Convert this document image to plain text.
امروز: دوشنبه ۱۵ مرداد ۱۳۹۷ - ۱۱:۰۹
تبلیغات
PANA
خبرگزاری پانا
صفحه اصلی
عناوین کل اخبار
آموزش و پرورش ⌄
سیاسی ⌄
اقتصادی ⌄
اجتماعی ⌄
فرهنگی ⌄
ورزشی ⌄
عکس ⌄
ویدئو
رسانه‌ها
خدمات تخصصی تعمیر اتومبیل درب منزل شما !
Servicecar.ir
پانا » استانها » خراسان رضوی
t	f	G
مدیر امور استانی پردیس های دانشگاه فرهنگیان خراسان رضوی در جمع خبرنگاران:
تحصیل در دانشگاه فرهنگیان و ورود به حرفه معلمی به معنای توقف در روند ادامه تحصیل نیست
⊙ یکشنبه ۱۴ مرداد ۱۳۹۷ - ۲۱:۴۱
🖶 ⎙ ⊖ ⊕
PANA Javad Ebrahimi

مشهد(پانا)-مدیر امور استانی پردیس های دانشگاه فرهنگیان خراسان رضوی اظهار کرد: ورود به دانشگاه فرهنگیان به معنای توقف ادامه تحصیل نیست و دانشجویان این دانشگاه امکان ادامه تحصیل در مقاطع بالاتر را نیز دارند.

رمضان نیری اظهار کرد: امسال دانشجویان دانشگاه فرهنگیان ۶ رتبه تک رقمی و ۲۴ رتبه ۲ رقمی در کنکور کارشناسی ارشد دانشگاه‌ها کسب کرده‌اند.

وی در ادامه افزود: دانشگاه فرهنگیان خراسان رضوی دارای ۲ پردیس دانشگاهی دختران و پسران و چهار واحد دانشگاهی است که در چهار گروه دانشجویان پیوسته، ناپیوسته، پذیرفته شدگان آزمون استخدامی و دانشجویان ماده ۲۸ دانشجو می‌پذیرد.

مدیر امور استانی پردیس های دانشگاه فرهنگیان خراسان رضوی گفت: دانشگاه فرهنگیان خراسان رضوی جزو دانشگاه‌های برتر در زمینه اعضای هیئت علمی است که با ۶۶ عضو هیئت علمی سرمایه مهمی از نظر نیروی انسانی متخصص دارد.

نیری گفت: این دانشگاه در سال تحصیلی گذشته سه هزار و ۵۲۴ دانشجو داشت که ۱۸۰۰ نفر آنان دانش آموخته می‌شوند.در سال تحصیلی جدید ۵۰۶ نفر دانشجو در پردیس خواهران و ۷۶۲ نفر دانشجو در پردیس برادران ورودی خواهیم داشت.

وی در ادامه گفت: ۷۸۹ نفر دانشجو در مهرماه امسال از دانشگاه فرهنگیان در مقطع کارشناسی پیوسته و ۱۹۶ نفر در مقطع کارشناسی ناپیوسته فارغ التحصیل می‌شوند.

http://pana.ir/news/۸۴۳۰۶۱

________________________

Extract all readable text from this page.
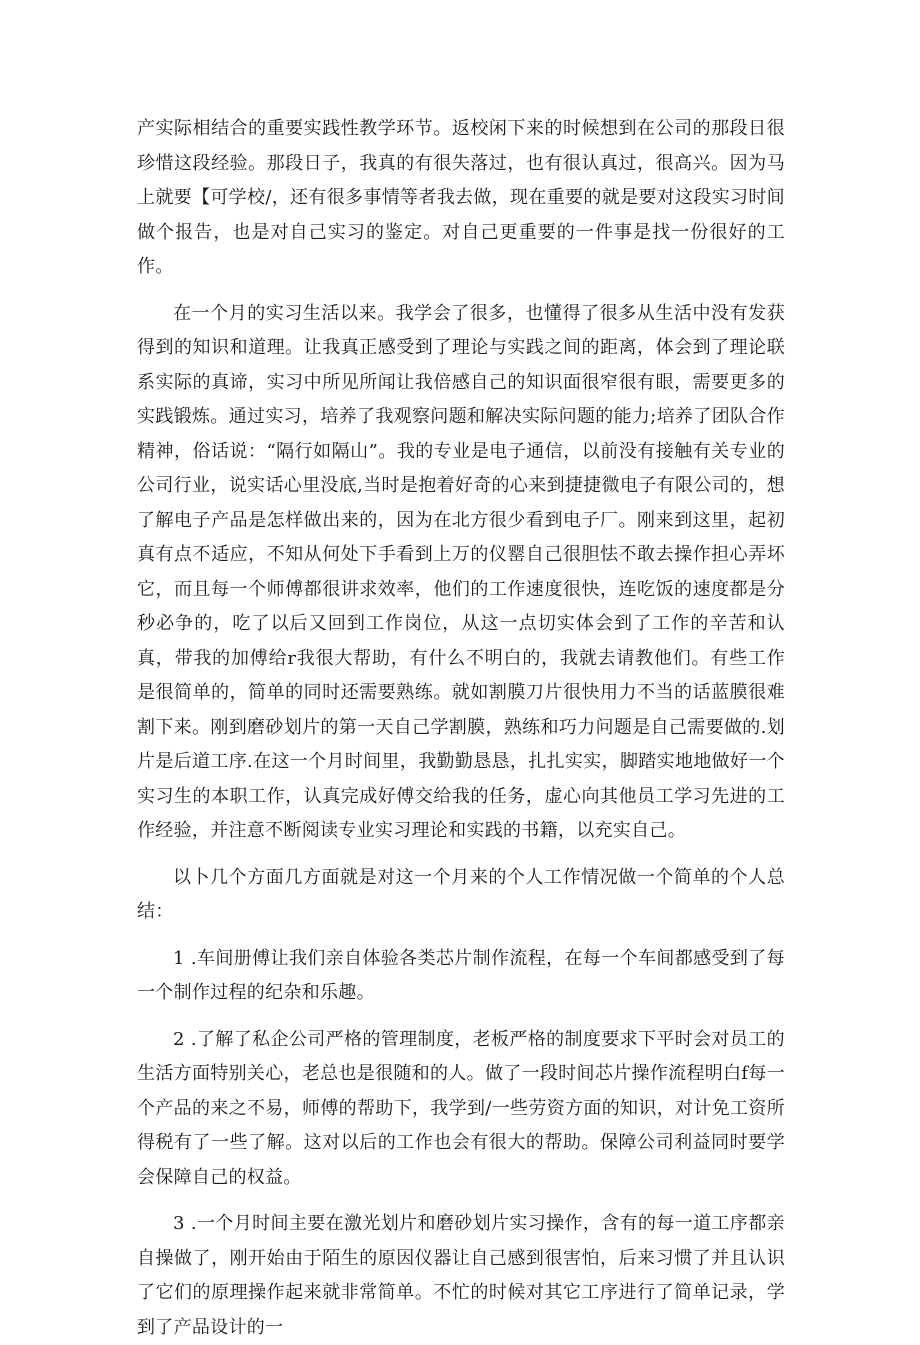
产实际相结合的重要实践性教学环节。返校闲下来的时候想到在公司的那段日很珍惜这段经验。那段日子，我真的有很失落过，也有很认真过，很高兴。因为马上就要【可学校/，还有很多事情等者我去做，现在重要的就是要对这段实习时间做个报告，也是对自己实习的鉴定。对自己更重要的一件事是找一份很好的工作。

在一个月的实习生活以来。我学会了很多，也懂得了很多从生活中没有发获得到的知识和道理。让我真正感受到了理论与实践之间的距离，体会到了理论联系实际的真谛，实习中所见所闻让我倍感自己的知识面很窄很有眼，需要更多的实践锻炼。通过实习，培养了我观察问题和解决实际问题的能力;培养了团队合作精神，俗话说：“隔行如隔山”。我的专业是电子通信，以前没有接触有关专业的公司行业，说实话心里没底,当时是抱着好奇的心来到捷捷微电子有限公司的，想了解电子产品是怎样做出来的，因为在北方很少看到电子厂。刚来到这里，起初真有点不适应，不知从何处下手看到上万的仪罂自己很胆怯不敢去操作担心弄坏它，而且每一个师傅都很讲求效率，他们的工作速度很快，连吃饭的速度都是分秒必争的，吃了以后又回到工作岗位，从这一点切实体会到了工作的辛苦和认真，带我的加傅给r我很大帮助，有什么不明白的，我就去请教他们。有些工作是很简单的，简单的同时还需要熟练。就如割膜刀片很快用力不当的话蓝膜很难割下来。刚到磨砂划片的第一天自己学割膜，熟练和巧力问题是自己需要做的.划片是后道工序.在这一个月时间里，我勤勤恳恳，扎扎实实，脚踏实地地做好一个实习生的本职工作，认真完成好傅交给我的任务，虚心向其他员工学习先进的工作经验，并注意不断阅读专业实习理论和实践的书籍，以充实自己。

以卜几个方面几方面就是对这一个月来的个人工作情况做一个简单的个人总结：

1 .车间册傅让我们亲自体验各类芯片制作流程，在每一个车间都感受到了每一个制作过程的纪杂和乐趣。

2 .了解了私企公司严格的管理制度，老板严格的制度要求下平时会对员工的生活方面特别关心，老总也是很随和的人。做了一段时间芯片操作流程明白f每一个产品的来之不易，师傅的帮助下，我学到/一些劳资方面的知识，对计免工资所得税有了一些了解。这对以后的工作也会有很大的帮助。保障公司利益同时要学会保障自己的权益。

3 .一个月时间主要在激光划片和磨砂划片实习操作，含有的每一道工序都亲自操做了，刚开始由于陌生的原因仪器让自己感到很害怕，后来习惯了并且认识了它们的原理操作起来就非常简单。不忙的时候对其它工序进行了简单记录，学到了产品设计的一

________________________

### [TASK STATEMENT]
Scan the material above. Copy each line where "رضوی" occurs.

### [RESULT OF THIS EXERCISE]
پانا » استانها » خراسان رضوی
مدیر امور استانی پردیس های دانشگاه فرهنگیان خراسان رضوی در جمع خبرنگاران:
مشهد(پانا)-مدیر امور استانی پردیس های دانشگاه فرهنگیان خراسان رضوی اظهار کرد: ورود به دانشگاه فرهنگیان به معنای توقف ادامه تحصیل نیست و دانشجویان این دانشگاه امکان ادامه تحصیل در مقاطع بالاتر را نیز دارند.
وی در ادامه افزود: دانشگاه فرهنگیان خراسان رضوی دارای ۲ پردیس دانشگاهی دختران و پسران و چهار واحد دانشگاهی است که در چهار گروه دانشجویان پیوسته، ناپیوسته، پذیرفته شدگان آزمون استخدامی و دانشجویان ماده ۲۸ دانشجو می‌پذیرد.
مدیر امور استانی پردیس های دانشگاه فرهنگیان خراسان رضوی گفت: دانشگاه فرهنگیان خراسان رضوی جزو دانشگاه‌های برتر در زمینه اعضای هیئت علمی است که با ۶۶ عضو هیئت علمی سرمایه مهمی از نظر نیروی انسانی متخصص دارد.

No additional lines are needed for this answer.